Data listing
## Start

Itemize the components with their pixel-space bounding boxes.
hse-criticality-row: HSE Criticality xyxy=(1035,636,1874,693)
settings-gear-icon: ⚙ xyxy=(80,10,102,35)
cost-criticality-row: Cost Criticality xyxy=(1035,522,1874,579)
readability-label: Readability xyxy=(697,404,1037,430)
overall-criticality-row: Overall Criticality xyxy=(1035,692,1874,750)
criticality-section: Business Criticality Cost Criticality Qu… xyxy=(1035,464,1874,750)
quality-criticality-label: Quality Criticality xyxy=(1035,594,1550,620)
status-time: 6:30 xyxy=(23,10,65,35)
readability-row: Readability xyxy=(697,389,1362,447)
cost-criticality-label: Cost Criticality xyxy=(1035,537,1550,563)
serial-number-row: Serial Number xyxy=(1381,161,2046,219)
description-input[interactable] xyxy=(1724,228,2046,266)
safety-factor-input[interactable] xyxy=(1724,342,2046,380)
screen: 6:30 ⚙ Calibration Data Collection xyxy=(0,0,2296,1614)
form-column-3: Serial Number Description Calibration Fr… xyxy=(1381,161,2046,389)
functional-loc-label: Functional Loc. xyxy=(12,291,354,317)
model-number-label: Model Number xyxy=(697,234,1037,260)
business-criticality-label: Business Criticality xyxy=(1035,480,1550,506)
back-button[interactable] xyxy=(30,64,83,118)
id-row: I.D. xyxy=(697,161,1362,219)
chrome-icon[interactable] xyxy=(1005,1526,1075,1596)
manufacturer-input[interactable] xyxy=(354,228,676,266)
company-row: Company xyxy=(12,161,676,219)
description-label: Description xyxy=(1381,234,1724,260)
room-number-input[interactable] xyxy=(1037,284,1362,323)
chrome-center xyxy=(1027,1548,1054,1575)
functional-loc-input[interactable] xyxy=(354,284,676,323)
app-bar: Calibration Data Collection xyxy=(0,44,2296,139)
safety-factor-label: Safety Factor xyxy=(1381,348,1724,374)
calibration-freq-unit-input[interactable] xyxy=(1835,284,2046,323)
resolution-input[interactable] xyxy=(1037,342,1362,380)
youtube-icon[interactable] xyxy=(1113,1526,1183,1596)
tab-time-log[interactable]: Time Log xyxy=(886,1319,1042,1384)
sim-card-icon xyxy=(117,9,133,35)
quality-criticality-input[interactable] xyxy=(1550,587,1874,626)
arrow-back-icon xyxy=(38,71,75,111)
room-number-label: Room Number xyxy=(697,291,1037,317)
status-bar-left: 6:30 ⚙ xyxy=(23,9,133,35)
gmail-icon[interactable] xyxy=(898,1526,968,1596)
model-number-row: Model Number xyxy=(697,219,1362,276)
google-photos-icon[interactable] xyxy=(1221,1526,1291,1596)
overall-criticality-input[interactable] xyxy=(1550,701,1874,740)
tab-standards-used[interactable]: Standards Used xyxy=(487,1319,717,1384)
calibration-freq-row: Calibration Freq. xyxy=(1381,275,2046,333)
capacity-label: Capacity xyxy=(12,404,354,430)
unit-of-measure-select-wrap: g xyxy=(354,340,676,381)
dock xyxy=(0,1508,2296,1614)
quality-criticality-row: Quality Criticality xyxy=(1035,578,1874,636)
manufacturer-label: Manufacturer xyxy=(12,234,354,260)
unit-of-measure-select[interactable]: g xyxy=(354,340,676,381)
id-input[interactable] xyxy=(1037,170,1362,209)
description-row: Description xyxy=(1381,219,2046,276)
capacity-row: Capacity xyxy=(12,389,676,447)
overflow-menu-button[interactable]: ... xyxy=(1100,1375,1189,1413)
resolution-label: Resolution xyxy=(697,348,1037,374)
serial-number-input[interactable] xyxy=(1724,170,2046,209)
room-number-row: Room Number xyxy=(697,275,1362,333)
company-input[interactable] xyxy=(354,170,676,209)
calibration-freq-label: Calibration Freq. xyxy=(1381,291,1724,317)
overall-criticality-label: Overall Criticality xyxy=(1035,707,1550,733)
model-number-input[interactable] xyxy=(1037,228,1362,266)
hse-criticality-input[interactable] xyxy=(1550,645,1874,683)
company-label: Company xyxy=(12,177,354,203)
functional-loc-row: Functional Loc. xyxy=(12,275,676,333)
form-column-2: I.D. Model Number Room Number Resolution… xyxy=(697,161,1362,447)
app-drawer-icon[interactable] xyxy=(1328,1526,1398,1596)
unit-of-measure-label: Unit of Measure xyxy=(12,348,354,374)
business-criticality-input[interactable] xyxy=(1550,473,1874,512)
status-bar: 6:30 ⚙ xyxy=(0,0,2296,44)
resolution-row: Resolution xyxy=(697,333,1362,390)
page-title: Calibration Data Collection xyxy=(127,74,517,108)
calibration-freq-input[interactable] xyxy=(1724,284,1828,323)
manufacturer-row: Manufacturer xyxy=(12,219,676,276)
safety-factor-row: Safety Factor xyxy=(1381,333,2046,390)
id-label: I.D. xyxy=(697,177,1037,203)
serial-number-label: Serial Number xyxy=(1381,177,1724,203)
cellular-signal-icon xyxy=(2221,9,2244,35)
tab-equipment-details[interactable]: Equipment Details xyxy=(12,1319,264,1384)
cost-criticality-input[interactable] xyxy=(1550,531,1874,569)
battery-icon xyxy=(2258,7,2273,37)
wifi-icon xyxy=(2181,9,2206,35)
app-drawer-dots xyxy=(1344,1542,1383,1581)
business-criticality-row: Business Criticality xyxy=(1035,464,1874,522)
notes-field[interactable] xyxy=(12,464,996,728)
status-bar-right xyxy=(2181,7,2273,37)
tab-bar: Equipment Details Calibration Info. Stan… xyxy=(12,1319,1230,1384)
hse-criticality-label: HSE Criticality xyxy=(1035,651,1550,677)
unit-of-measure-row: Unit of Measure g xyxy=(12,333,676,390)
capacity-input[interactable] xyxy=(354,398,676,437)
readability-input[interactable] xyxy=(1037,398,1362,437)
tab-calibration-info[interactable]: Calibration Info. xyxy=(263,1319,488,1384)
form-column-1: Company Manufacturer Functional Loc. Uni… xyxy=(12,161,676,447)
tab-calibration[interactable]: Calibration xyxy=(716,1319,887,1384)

## End

Task prompt
Copy the lines above verbatim, all of them.

Expected answer
Itemize the components with their pixel-space bounding boxes.
hse-criticality-row: HSE Criticality xyxy=(1035,636,1874,693)
settings-gear-icon: ⚙ xyxy=(80,10,102,35)
cost-criticality-row: Cost Criticality xyxy=(1035,522,1874,579)
readability-label: Readability xyxy=(697,404,1037,430)
overall-criticality-row: Overall Criticality xyxy=(1035,692,1874,750)
criticality-section: Business Criticality Cost Criticality Qu… xyxy=(1035,464,1874,750)
quality-criticality-label: Quality Criticality xyxy=(1035,594,1550,620)
status-time: 6:30 xyxy=(23,10,65,35)
readability-row: Readability xyxy=(697,389,1362,447)
cost-criticality-label: Cost Criticality xyxy=(1035,537,1550,563)
serial-number-row: Serial Number xyxy=(1381,161,2046,219)
description-input[interactable] xyxy=(1724,228,2046,266)
safety-factor-input[interactable] xyxy=(1724,342,2046,380)
screen: 6:30 ⚙ Calibration Data Collection xyxy=(0,0,2296,1614)
form-column-3: Serial Number Description Calibration Fr… xyxy=(1381,161,2046,389)
functional-loc-label: Functional Loc. xyxy=(12,291,354,317)
model-number-label: Model Number xyxy=(697,234,1037,260)
business-criticality-label: Business Criticality xyxy=(1035,480,1550,506)
back-button[interactable] xyxy=(30,64,83,118)
id-row: I.D. xyxy=(697,161,1362,219)
chrome-icon[interactable] xyxy=(1005,1526,1075,1596)
manufacturer-input[interactable] xyxy=(354,228,676,266)
company-row: Company xyxy=(12,161,676,219)
description-label: Description xyxy=(1381,234,1724,260)
room-number-input[interactable] xyxy=(1037,284,1362,323)
chrome-center xyxy=(1027,1548,1054,1575)
functional-loc-input[interactable] xyxy=(354,284,676,323)
app-bar: Calibration Data Collection xyxy=(0,44,2296,139)
safety-factor-label: Safety Factor xyxy=(1381,348,1724,374)
calibration-freq-unit-input[interactable] xyxy=(1835,284,2046,323)
resolution-input[interactable] xyxy=(1037,342,1362,380)
youtube-icon[interactable] xyxy=(1113,1526,1183,1596)
tab-time-log[interactable]: Time Log xyxy=(886,1319,1042,1384)
sim-card-icon xyxy=(117,9,133,35)
quality-criticality-input[interactable] xyxy=(1550,587,1874,626)
arrow-back-icon xyxy=(38,71,75,111)
room-number-label: Room Number xyxy=(697,291,1037,317)
status-bar-left: 6:30 ⚙ xyxy=(23,9,133,35)
gmail-icon[interactable] xyxy=(898,1526,968,1596)
model-number-row: Model Number xyxy=(697,219,1362,276)
google-photos-icon[interactable] xyxy=(1221,1526,1291,1596)
overall-criticality-input[interactable] xyxy=(1550,701,1874,740)
tab-standards-used[interactable]: Standards Used xyxy=(487,1319,717,1384)
calibration-freq-row: Calibration Freq. xyxy=(1381,275,2046,333)
capacity-label: Capacity xyxy=(12,404,354,430)
unit-of-measure-select-wrap: g xyxy=(354,340,676,381)
dock xyxy=(0,1508,2296,1614)
quality-criticality-row: Quality Criticality xyxy=(1035,578,1874,636)
manufacturer-label: Manufacturer xyxy=(12,234,354,260)
unit-of-measure-select[interactable]: g xyxy=(354,340,676,381)
id-input[interactable] xyxy=(1037,170,1362,209)
description-row: Description xyxy=(1381,219,2046,276)
capacity-row: Capacity xyxy=(12,389,676,447)
overflow-menu-button[interactable]: ... xyxy=(1100,1375,1189,1413)
resolution-label: Resolution xyxy=(697,348,1037,374)
serial-number-input[interactable] xyxy=(1724,170,2046,209)
room-number-row: Room Number xyxy=(697,275,1362,333)
company-input[interactable] xyxy=(354,170,676,209)
calibration-freq-label: Calibration Freq. xyxy=(1381,291,1724,317)
overall-criticality-label: Overall Criticality xyxy=(1035,707,1550,733)
model-number-input[interactable] xyxy=(1037,228,1362,266)
hse-criticality-input[interactable] xyxy=(1550,645,1874,683)
company-label: Company xyxy=(12,177,354,203)
functional-loc-row: Functional Loc. xyxy=(12,275,676,333)
form-column-2: I.D. Model Number Room Number Resolution… xyxy=(697,161,1362,447)
app-drawer-icon[interactable] xyxy=(1328,1526,1398,1596)
unit-of-measure-label: Unit of Measure xyxy=(12,348,354,374)
business-criticality-input[interactable] xyxy=(1550,473,1874,512)
status-bar: 6:30 ⚙ xyxy=(0,0,2296,44)
resolution-row: Resolution xyxy=(697,333,1362,390)
page-title: Calibration Data Collection xyxy=(127,74,517,108)
calibration-freq-input[interactable] xyxy=(1724,284,1828,323)
manufacturer-row: Manufacturer xyxy=(12,219,676,276)
safety-factor-row: Safety Factor xyxy=(1381,333,2046,390)
id-label: I.D. xyxy=(697,177,1037,203)
serial-number-label: Serial Number xyxy=(1381,177,1724,203)
cellular-signal-icon xyxy=(2221,9,2244,35)
tab-equipment-details[interactable]: Equipment Details xyxy=(12,1319,264,1384)
cost-criticality-input[interactable] xyxy=(1550,531,1874,569)
battery-icon xyxy=(2258,7,2273,37)
wifi-icon xyxy=(2181,9,2206,35)
app-drawer-dots xyxy=(1344,1542,1383,1581)
business-criticality-row: Business Criticality xyxy=(1035,464,1874,522)
notes-field[interactable] xyxy=(12,464,996,728)
status-bar-right xyxy=(2181,7,2273,37)
tab-bar: Equipment Details Calibration Info. Stan… xyxy=(12,1319,1230,1384)
hse-criticality-label: HSE Criticality xyxy=(1035,651,1550,677)
unit-of-measure-row: Unit of Measure g xyxy=(12,333,676,390)
capacity-input[interactable] xyxy=(354,398,676,437)
readability-input[interactable] xyxy=(1037,398,1362,437)
tab-calibration-info[interactable]: Calibration Info. xyxy=(263,1319,488,1384)
form-column-1: Company Manufacturer Functional Loc. Uni… xyxy=(12,161,676,447)
tab-calibration[interactable]: Calibration xyxy=(716,1319,887,1384)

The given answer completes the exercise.